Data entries

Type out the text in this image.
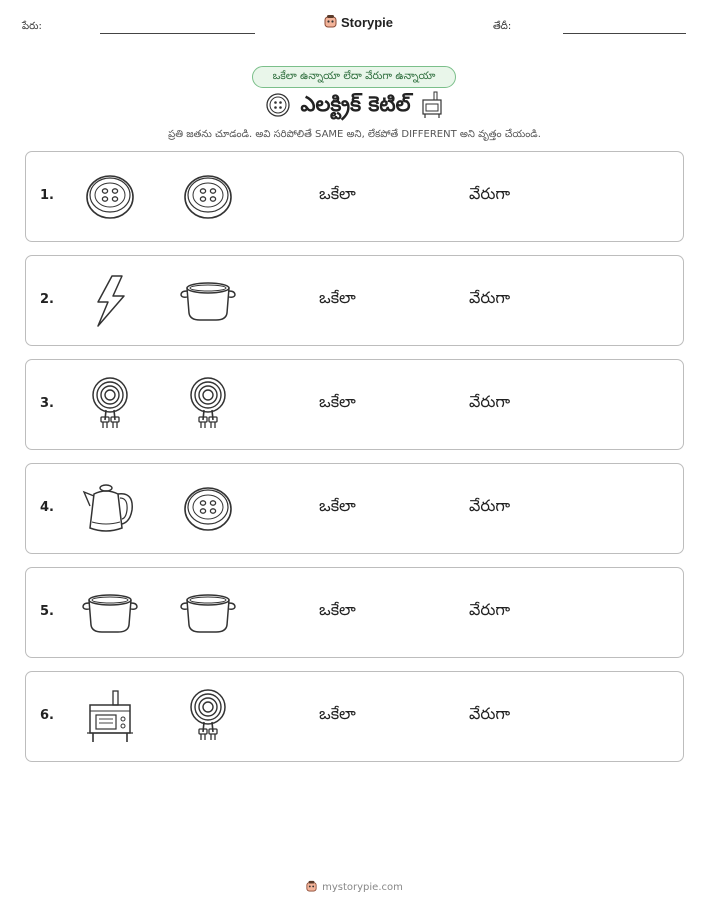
పేరు:	Storypie	తేదీ:
ఒకేలా ఉన్నాయా లేదా వేరుగా ఉన్నాయా
ఎలక్ట్రిక్ కెటిల్
ప్రతి జతను చూడండి. అవి సరిపోలితే SAME అని, లేకపోతే DIFFERENT అని వృత్తం చేయండి.
1.	ఒకేలా	వేరుగా
2.	ఒకేలా	వేరుగా
3.	ఒకేలా	వేరుగా
4.	ఒకేలా	వేరుగా
5.	ఒకేలా	వేరుగా
6.	ఒకేలా	వేరుగా
mystorypie.com
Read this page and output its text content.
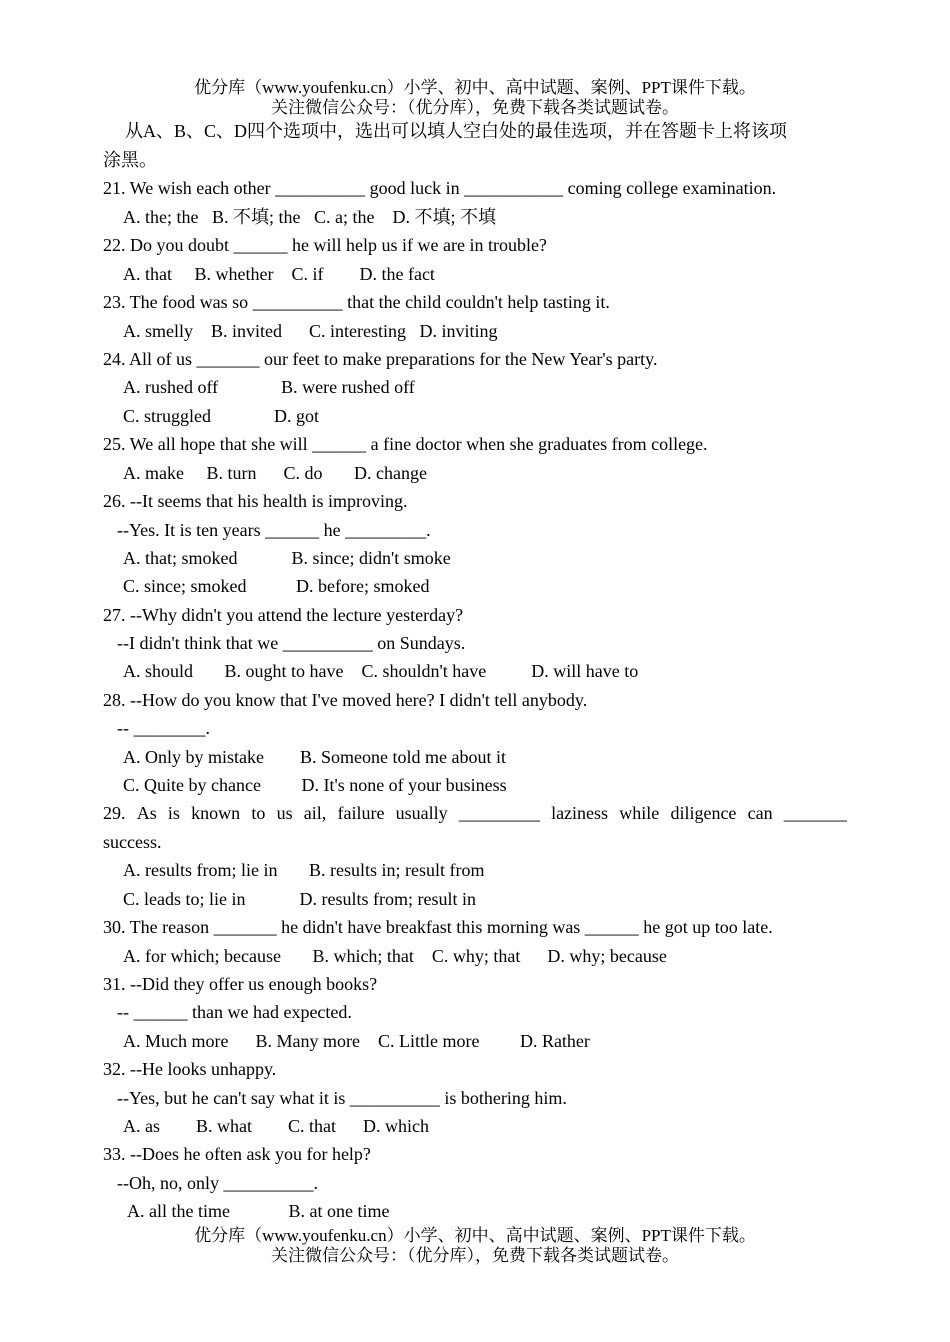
优分库（www.youfenku.cn）小学、初中、高中试题、案例、PPT课件下载。
关注微信公众号：（优分库），免费下载各类试题试卷。
从A、B、C、D四个选项中，选出可以填人空白处的最佳选项，并在答题卡上将该项
涂黑。
21. We wish each other __________ good luck in ___________ coming college examination.
A. the; the   B. 不填; the   C. a; the    D. 不填; 不填
22. Do you doubt ______ he will help us if we are in trouble?
A. that     B. whether    C. if        D. the fact
23. The food was so __________ that the child couldn't help tasting it.
A. smelly    B. invited      C. interesting   D. inviting
24. All of us _______ our feet to make preparations for the New Year's party.
A. rushed off              B. were rushed off
C. struggled              D. got
25. We all hope that she will ______ a fine doctor when she graduates from college.
A. make     B. turn      C. do       D. change
26. --It seems that his health is improving.
--Yes. It is ten years ______ he _________.
A. that; smoked            B. since; didn't smoke
C. since; smoked           D. before; smoked
27. --Why didn't you attend the lecture yesterday?
--I didn't think that we __________ on Sundays.
A. should       B. ought to have    C. shouldn't have          D. will have to
28. --How do you know that I've moved here? I didn't tell anybody.
-- ________.
A. Only by mistake        B. Someone told me about it
C. Quite by chance         D. It's none of your business
29. As is known to us ail, failure usually _________ laziness while diligence can _______
success.
A. results from; lie in       B. results in; result from
C. leads to; lie in            D. results from; result in
30. The reason _______ he didn't have breakfast this morning was ______ he got up too late.
A. for which; because       B. which; that    C. why; that      D. why; because
31. --Did they offer us enough books?
-- ______ than we had expected.
A. Much more      B. Many more    C. Little more         D. Rather
32. --He looks unhappy.
--Yes, but he can't say what it is __________ is bothering him.
A. as        B. what        C. that      D. which
33. --Does he often ask you for help?
--Oh, no, only __________.
A. all the time             B. at one time
优分库（www.youfenku.cn）小学、初中、高中试题、案例、PPT课件下载。
关注微信公众号：（优分库），免费下载各类试题试卷。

WORK TO BE COMPLETED: State how many lines of the listing include the word "have". Reply with the number alone.

COMPLETE ANSWER: 2